>>

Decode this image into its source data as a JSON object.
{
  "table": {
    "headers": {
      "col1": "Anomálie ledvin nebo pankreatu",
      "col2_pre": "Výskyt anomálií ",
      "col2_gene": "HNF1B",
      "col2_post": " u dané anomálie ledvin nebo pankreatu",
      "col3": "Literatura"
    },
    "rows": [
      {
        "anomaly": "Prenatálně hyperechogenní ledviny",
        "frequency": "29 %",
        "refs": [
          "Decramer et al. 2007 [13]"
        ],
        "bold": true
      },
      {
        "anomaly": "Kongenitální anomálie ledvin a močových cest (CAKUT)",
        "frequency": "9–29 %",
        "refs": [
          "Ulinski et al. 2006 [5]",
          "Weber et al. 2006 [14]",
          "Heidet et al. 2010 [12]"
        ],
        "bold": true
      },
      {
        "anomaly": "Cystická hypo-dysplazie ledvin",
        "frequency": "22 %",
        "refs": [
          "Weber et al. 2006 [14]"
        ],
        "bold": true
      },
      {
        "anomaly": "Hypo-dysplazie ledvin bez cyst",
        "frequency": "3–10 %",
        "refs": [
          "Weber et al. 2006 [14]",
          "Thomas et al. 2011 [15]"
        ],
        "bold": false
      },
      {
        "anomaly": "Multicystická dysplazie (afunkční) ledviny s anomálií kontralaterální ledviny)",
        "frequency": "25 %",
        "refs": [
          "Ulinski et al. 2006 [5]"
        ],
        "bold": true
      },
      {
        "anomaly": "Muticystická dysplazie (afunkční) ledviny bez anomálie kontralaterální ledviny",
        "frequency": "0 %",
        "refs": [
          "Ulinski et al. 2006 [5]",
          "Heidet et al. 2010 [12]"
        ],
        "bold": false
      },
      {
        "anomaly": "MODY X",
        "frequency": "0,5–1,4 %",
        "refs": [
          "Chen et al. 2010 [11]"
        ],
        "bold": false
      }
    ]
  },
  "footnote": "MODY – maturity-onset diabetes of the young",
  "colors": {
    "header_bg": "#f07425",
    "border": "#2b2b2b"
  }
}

<<

> **Request**
Pick out all lines from the data above in which the word "frequency" appears.

> **Exercise output**
        "frequency": "29 %",
        "frequency": "9–29 %",
        "frequency": "22 %",
        "frequency": "3–10 %",
        "frequency": "25 %",
        "frequency": "0 %",
        "frequency": "0,5–1,4 %",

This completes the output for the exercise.